_Text excerpt_
▼
3. Mum slipped and fractured her right wrist.
Shit. This is terrible. The fracture was so bad, she needed an operation. To make things worse, it was on her right wrist - she's right handed and that means she uses her right hands a lot. To top that up, it was costly. Normal fractures requires internal fixation. Simply explained, you re-attach all the fractured bones together, screw them up with bolts and nuts or whatever it is that the surgeons use, and voila it would hold and on the way to recovery. Not in my mother's case. At this stage, we found out that she had osteoporosis. =.='' If the above-mentioned procedure is carried out, her bones would fracture into smaller fragments due to extreme porosity. T_T So, external fixation must be done, and it is more expensive and painful but heals faster.
I will blog about the operation in other posts so I'll cut the story short here. Since the operation she needed 6 weeks time for the bones to grow back and to have the external fixation released. In that 6 weeks time, we took turn taking care of her. I stayed with her most of the time cause I wasn't working full time and my time is more flexible. She needed help bathing, changing clothes, grooming and everything else in between that you can think of. I paid the bills, water the plants, ran errands, became her driver and did some of the house chores. My sisters took care of the rest house chores. During those time, we grew extremely tired and she, extremely agitated. She cried a lot, because she was in great pain and her hand was so swollen it hardly resembled a hand. I drove her practically everywhere to 'makan angin' cause Mum loves it and I enjoyed doing it. It took her mind away, just for a while.
6 weeks after the operation it was time to have the external fixation removed. It was such an ordeal I could not help but wince each time she grimaced from the pain. Out came the tears and blood (from her wound). I felt like my heart was out in my hands. The removal was done without any anesthetic and Mum said she could feel the steel grinding with her bones before being removed.
Then came the physiotherapy which is even more painful than before. Since Mum had not moved her right hand and wrist in 6 weeks time, it has gone really stiff and weak. She could not even hold a spoon to feed herself. Physiotherapy is needed to get it back to its normal functions. Again, lots of emo-ing and tears came pouring out and I accompanied her in and out of hospital on weekly basis. The physiotherapy sessions was done twice a week and each of them lasting about 1 to 1.5 hours. It was complete torture and my mum dreaded it.
If you think that's the end, my answer is no. More is to come. Read on.
4. My savings dried up.
▲
_Stored data_
▼
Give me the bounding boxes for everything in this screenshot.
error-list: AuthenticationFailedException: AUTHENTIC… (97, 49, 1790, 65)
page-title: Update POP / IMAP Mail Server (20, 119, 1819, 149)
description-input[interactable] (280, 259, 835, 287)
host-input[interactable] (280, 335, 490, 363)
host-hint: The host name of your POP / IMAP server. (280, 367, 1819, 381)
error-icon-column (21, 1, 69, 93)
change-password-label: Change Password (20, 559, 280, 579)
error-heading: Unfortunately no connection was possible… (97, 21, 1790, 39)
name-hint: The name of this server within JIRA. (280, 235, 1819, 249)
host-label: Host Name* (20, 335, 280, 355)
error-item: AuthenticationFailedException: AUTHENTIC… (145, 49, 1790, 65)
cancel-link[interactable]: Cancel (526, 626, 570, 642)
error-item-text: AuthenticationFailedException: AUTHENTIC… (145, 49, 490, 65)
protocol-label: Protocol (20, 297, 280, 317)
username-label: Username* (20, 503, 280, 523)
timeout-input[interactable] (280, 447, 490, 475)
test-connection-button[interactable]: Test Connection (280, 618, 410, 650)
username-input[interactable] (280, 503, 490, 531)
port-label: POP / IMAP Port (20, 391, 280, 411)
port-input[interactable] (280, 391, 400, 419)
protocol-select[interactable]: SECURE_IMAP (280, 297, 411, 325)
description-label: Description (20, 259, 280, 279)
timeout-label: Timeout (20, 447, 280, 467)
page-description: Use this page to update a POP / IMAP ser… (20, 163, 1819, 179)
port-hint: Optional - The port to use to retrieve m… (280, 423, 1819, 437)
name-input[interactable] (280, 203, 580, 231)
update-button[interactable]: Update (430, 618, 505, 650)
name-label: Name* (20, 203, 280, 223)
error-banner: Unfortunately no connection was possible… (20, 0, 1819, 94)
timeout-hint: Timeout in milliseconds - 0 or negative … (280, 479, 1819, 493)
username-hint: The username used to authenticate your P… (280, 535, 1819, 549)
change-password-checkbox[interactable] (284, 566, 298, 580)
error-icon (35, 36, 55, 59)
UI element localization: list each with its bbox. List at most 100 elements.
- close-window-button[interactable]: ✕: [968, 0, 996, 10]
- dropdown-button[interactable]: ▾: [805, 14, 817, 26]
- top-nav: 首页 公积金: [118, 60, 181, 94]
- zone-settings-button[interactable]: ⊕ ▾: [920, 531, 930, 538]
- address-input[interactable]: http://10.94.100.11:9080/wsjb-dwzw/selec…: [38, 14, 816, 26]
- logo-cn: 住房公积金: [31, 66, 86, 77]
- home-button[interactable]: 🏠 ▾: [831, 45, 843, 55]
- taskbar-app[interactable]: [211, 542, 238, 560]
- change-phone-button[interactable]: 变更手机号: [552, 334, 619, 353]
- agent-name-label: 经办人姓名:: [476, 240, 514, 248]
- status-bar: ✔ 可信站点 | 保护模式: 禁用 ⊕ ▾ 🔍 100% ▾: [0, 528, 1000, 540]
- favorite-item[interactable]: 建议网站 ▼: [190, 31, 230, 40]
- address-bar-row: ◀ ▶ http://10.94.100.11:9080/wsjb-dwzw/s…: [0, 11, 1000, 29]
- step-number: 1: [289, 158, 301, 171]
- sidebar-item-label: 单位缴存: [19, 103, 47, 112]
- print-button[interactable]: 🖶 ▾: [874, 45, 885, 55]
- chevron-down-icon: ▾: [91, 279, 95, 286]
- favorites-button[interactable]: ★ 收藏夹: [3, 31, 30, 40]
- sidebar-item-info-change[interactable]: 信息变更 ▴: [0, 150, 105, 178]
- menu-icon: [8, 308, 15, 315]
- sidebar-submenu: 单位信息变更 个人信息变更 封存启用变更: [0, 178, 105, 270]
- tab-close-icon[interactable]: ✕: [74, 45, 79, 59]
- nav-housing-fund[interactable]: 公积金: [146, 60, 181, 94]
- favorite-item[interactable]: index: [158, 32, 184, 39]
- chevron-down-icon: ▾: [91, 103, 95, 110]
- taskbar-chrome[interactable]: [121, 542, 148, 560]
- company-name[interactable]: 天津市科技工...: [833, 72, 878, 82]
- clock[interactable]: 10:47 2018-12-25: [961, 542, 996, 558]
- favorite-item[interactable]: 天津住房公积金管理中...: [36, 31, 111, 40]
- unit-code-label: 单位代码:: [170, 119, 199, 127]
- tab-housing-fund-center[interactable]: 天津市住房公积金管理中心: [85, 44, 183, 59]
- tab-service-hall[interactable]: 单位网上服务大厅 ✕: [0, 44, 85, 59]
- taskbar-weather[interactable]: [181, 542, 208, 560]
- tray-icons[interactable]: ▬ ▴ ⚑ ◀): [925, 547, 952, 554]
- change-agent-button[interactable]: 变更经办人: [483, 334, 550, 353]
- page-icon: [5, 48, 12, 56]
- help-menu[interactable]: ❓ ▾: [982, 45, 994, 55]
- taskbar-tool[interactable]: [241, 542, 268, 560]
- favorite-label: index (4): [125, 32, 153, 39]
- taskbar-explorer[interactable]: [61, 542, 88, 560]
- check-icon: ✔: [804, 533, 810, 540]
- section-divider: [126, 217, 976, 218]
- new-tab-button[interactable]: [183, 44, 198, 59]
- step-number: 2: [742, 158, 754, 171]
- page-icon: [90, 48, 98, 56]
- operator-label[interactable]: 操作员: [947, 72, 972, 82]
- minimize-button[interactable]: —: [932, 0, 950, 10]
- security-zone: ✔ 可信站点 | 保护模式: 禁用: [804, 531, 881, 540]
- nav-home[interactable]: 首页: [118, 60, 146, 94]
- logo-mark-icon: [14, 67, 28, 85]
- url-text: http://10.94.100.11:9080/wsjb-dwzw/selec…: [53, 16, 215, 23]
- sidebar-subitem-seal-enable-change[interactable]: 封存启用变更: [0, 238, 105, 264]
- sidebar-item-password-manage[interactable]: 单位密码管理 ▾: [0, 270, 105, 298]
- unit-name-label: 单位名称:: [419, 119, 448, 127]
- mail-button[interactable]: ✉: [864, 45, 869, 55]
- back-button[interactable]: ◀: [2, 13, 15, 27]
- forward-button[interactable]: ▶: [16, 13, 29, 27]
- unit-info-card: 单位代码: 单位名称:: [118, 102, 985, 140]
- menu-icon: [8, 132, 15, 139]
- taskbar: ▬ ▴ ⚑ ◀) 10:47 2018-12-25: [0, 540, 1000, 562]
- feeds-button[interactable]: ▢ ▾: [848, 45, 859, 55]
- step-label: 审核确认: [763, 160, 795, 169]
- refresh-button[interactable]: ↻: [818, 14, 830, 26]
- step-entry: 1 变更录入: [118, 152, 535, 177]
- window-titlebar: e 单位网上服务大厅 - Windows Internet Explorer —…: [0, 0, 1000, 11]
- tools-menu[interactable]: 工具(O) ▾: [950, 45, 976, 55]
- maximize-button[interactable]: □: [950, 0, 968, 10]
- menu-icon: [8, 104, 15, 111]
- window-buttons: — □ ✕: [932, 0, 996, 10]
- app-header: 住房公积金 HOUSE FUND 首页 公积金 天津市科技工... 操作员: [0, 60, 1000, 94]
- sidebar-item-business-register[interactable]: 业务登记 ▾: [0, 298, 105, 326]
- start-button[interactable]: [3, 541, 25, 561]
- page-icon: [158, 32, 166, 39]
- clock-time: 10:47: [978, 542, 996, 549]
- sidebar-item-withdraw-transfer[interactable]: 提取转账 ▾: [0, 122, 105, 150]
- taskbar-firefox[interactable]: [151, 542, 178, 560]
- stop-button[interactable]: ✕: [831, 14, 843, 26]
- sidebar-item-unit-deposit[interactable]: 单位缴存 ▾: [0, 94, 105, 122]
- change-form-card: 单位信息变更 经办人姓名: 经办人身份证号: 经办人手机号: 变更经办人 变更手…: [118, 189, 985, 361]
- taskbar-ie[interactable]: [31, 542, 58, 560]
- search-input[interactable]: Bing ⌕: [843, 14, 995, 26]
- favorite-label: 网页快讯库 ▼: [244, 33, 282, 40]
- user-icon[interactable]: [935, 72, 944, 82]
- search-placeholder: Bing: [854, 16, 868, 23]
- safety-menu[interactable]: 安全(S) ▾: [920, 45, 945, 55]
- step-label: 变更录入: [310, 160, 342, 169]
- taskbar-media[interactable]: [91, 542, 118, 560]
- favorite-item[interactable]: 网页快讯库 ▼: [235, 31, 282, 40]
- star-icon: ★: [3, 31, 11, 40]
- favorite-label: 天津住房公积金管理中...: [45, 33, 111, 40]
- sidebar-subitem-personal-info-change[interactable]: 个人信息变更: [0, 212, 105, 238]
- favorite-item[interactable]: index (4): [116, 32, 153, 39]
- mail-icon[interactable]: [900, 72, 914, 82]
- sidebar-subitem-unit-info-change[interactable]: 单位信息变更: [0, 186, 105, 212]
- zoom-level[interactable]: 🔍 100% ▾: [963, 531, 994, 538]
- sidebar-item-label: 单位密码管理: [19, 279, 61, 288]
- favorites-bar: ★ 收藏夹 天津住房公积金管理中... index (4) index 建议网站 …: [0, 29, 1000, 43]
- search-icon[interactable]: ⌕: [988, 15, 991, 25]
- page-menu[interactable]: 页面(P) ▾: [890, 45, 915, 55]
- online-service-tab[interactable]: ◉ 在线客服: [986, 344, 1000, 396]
▲
_Study questions_
1 – Repeat the passage from the blog post about Mum's broken wrist, starting with "6 weeks after" and going on through "before being removed.".
2 – Write what comes next in the blog post about Mum's broken wrist, picking up after its last line.
You won't need the records for anything here.

_Answers to the problems_
1 –
6 weeks after the operation it was time to have the external fixation removed. It was such an ordeal I could not help but wince each time she grimaced from the pain. Out came the tears and blood (from her wound). I felt like my heart was out in my hands. The removal was done without any anesthetic and Mum said she could feel the steel grinding with her bones before being removed.

2 –
By this time, a huge hole has burnt through my savings account. I bought a new pc cuz my laptop died on me and I still have to pay for my car installments. By this time I had only enough to sustain my car's installment. I don't have to pay the loan anymore in another few months time. Petrol is a killer nowadays. I need cash flow terribly. My dad offered financial support several times but I stubbornly turned him down. I can manage on my own, I told him. But deep inside, I was touched with his generosity and compassion. He may disagree with me on many issues, but he supported my decisions in silence and somehow, from deep within, I know he's somewhat proud of me. I'm like a son to him.
5. Friends kanasai (means like shit!).
I have several retard of a 'friends' who insisted that I buy branded presents for them even though they knew I wasn't earning anything. They thought that just because I wasn't working, I'm rich. Dang!
6. Trembling fingers...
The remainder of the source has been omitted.